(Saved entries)
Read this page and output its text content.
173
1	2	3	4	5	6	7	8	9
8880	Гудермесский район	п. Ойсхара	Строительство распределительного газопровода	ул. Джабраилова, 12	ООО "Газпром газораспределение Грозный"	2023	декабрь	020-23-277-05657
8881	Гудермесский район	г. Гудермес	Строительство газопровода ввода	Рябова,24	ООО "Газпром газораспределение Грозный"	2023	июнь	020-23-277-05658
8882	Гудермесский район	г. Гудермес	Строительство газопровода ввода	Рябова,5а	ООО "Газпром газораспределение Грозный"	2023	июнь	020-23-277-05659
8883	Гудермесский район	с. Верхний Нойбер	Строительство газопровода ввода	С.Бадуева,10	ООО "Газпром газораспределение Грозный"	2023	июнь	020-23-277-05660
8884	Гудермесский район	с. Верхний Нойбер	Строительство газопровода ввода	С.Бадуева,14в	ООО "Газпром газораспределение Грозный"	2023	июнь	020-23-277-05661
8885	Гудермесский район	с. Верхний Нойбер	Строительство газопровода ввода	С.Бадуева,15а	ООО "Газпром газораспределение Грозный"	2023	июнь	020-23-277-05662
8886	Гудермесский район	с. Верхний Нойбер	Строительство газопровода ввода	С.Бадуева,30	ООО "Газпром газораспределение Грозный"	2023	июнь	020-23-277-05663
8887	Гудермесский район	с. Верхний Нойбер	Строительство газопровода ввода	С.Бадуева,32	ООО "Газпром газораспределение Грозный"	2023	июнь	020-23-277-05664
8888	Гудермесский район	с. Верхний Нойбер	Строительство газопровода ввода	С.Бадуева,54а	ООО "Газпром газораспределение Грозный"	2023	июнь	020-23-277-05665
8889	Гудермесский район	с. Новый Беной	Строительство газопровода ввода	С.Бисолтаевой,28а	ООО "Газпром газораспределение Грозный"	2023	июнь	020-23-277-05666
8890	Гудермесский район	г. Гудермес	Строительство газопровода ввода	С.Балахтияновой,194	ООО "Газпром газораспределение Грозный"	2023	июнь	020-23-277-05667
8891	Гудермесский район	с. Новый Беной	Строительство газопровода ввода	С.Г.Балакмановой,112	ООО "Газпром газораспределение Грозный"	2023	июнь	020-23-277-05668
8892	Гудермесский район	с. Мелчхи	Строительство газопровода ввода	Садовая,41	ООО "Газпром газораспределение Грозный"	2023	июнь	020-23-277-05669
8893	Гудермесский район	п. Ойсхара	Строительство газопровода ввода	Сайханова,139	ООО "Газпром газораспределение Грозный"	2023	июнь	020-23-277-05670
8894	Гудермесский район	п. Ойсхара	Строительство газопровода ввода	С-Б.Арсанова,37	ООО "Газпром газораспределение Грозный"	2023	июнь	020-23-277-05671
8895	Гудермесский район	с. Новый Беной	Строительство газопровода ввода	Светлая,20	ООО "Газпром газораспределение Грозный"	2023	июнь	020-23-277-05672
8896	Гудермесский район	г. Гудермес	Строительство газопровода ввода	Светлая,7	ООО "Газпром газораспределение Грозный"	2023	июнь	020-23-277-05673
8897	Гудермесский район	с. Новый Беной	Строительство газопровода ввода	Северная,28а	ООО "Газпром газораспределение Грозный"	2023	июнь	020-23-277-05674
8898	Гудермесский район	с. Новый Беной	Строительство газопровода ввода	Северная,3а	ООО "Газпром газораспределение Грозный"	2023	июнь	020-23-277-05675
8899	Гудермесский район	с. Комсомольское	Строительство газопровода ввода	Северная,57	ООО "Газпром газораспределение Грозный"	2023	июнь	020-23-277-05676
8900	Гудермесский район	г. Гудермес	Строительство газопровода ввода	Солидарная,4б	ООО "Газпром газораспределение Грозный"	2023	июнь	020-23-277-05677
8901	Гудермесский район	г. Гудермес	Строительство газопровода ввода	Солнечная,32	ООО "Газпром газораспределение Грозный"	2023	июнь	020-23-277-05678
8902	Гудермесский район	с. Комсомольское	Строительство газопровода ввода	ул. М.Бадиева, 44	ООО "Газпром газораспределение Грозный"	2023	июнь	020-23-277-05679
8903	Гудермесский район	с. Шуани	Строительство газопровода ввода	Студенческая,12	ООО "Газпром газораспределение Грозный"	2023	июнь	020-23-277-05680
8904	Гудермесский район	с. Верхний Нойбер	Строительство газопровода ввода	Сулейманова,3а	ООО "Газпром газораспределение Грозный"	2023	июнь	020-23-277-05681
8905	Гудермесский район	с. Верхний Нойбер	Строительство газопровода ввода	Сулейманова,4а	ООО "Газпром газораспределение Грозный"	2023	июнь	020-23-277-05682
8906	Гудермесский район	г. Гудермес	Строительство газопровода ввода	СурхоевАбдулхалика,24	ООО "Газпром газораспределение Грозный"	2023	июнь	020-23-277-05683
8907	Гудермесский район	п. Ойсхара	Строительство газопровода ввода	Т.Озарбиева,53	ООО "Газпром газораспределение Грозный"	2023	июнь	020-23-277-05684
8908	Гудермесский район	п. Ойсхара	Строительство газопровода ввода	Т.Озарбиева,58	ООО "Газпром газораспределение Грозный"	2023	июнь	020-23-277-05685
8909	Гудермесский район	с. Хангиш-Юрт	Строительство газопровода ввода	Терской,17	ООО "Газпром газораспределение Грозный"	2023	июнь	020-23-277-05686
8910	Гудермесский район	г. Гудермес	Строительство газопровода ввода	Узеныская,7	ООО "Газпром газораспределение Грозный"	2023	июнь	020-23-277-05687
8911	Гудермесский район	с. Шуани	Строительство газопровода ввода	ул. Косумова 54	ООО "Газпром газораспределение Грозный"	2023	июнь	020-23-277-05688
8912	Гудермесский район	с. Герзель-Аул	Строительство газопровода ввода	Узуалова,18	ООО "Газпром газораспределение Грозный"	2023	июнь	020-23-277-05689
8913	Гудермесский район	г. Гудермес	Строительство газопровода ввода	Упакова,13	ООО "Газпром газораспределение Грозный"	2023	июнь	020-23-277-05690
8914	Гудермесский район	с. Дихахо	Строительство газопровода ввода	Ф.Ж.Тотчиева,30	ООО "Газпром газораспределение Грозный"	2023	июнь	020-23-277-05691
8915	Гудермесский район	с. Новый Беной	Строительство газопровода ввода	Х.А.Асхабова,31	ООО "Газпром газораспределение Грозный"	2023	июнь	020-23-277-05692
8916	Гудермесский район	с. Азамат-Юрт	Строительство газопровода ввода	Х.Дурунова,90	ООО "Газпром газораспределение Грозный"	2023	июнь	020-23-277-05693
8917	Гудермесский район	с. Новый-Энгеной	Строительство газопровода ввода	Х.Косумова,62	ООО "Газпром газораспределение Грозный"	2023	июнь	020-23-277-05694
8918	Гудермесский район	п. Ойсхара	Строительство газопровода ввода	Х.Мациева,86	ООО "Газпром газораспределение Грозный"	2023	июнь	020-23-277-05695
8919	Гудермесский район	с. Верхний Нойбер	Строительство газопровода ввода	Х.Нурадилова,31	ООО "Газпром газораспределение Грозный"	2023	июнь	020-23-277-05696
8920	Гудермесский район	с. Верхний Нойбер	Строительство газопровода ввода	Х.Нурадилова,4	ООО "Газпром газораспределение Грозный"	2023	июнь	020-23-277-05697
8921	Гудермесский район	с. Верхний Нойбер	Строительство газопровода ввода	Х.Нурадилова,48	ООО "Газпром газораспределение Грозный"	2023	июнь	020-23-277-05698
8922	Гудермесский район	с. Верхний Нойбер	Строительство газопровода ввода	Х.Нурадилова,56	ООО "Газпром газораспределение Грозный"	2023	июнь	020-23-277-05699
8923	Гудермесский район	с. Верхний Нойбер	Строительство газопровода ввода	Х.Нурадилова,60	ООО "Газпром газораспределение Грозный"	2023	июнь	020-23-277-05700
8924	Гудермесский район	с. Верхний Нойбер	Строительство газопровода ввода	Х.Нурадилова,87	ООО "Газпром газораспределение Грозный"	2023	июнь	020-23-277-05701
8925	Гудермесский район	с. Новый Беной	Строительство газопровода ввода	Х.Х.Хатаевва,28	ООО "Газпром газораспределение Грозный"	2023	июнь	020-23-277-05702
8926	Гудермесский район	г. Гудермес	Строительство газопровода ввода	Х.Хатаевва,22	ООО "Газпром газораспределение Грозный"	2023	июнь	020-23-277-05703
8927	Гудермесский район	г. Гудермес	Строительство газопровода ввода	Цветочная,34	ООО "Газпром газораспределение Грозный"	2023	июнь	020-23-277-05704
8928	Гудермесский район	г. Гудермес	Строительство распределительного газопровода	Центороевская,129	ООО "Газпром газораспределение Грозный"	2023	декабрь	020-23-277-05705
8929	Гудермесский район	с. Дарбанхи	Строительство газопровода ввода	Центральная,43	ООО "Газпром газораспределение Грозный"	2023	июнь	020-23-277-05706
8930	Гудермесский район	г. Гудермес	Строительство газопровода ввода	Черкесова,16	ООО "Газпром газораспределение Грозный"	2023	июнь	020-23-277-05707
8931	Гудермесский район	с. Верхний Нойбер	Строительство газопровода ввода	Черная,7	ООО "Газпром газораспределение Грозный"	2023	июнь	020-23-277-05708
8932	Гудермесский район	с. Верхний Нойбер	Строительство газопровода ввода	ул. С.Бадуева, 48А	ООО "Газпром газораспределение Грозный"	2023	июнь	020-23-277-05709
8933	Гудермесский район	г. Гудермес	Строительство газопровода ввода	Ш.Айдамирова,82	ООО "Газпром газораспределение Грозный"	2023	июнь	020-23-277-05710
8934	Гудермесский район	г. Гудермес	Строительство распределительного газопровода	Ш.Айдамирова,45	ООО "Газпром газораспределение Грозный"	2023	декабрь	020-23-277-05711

## Exercise directions
Go through the records above and copy every line with the word "Северная".

## Worked answer
8897	Гудермесский район	с. Новый Беной	Строительство газопровода ввода	Северная,28а	ООО "Газпром газораспределение Грозный"	2023	июнь	020-23-277-05674
8898	Гудермесский район	с. Новый Беной	Строительство газопровода ввода	Северная,3а	ООО "Газпром газораспределение Грозный"	2023	июнь	020-23-277-05675
8899	Гудермесский район	с. Комсомольское	Строительство газопровода ввода	Северная,57	ООО "Газпром газораспределение Грозный"	2023	июнь	020-23-277-05676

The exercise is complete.